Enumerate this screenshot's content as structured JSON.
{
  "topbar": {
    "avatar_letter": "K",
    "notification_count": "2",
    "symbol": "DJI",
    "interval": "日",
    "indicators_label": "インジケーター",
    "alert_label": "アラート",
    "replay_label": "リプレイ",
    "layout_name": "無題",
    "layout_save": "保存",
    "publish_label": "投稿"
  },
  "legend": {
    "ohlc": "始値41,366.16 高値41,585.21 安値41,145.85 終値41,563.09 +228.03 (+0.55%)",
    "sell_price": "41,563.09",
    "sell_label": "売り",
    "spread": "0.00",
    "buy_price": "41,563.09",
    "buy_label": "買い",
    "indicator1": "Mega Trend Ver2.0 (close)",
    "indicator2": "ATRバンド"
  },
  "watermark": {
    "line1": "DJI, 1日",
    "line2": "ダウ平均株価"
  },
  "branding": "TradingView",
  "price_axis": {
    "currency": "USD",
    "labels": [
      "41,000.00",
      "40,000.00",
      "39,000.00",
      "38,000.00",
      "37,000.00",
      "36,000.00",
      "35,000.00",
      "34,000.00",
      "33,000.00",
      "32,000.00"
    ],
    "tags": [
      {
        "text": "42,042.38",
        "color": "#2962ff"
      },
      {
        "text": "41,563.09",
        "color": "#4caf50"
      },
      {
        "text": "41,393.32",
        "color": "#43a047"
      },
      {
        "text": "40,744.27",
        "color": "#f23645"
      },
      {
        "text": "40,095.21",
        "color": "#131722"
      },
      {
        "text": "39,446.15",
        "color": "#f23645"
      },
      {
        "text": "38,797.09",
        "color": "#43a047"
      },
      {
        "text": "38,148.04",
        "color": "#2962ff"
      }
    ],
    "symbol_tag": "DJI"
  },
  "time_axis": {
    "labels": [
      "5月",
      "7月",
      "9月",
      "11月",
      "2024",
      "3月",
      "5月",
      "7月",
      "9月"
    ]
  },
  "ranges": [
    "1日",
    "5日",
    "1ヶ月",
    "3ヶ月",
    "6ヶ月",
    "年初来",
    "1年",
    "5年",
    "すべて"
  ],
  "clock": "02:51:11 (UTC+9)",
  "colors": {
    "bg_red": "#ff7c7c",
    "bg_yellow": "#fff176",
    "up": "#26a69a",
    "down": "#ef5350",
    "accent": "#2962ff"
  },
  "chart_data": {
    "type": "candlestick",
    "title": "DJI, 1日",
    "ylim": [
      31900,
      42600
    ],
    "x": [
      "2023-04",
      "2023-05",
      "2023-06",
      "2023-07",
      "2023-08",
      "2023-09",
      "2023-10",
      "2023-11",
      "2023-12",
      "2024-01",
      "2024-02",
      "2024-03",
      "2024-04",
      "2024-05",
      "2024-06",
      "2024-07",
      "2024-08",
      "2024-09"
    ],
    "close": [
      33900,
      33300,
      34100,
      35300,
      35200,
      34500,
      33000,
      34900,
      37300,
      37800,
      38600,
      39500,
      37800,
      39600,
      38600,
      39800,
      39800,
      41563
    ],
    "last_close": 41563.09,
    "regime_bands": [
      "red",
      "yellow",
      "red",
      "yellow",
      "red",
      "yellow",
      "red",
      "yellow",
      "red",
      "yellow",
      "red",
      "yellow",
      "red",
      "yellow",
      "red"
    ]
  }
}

__YOUR OBJECTIVE__.
Quote all of the entries verbatim.

__ANSWER TO THIS TASK__.
Enumerate this screenshot's content as structured JSON.
{
  "topbar": {
    "avatar_letter": "K",
    "notification_count": "2",
    "symbol": "DJI",
    "interval": "日",
    "indicators_label": "インジケーター",
    "alert_label": "アラート",
    "replay_label": "リプレイ",
    "layout_name": "無題",
    "layout_save": "保存",
    "publish_label": "投稿"
  },
  "legend": {
    "ohlc": "始値41,366.16 高値41,585.21 安値41,145.85 終値41,563.09 +228.03 (+0.55%)",
    "sell_price": "41,563.09",
    "sell_label": "売り",
    "spread": "0.00",
    "buy_price": "41,563.09",
    "buy_label": "買い",
    "indicator1": "Mega Trend Ver2.0 (close)",
    "indicator2": "ATRバンド"
  },
  "watermark": {
    "line1": "DJI, 1日",
    "line2": "ダウ平均株価"
  },
  "branding": "TradingView",
  "price_axis": {
    "currency": "USD",
    "labels": [
      "41,000.00",
      "40,000.00",
      "39,000.00",
      "38,000.00",
      "37,000.00",
      "36,000.00",
      "35,000.00",
      "34,000.00",
      "33,000.00",
      "32,000.00"
    ],
    "tags": [
      {
        "text": "42,042.38",
        "color": "#2962ff"
      },
      {
        "text": "41,563.09",
        "color": "#4caf50"
      },
      {
        "text": "41,393.32",
        "color": "#43a047"
      },
      {
        "text": "40,744.27",
        "color": "#f23645"
      },
      {
        "text": "40,095.21",
        "color": "#131722"
      },
      {
        "text": "39,446.15",
        "color": "#f23645"
      },
      {
        "text": "38,797.09",
        "color": "#43a047"
      },
      {
        "text": "38,148.04",
        "color": "#2962ff"
      }
    ],
    "symbol_tag": "DJI"
  },
  "time_axis": {
    "labels": [
      "5月",
      "7月",
      "9月",
      "11月",
      "2024",
      "3月",
      "5月",
      "7月",
      "9月"
    ]
  },
  "ranges": [
    "1日",
    "5日",
    "1ヶ月",
    "3ヶ月",
    "6ヶ月",
    "年初来",
    "1年",
    "5年",
    "すべて"
  ],
  "clock": "02:51:11 (UTC+9)",
  "colors": {
    "bg_red": "#ff7c7c",
    "bg_yellow": "#fff176",
    "up": "#26a69a",
    "down": "#ef5350",
    "accent": "#2962ff"
  },
  "chart_data": {
    "type": "candlestick",
    "title": "DJI, 1日",
    "ylim": [
      31900,
      42600
    ],
    "x": [
      "2023-04",
      "2023-05",
      "2023-06",
      "2023-07",
      "2023-08",
      "2023-09",
      "2023-10",
      "2023-11",
      "2023-12",
      "2024-01",
      "2024-02",
      "2024-03",
      "2024-04",
      "2024-05",
      "2024-06",
      "2024-07",
      "2024-08",
      "2024-09"
    ],
    "close": [
      33900,
      33300,
      34100,
      35300,
      35200,
      34500,
      33000,
      34900,
      37300,
      37800,
      38600,
      39500,
      37800,
      39600,
      38600,
      39800,
      39800,
      41563
    ],
    "last_close": 41563.09,
    "regime_bands": [
      "red",
      "yellow",
      "red",
      "yellow",
      "red",
      "yellow",
      "red",
      "yellow",
      "red",
      "yellow",
      "red",
      "yellow",
      "red",
      "yellow",
      "red"
    ]
  }
}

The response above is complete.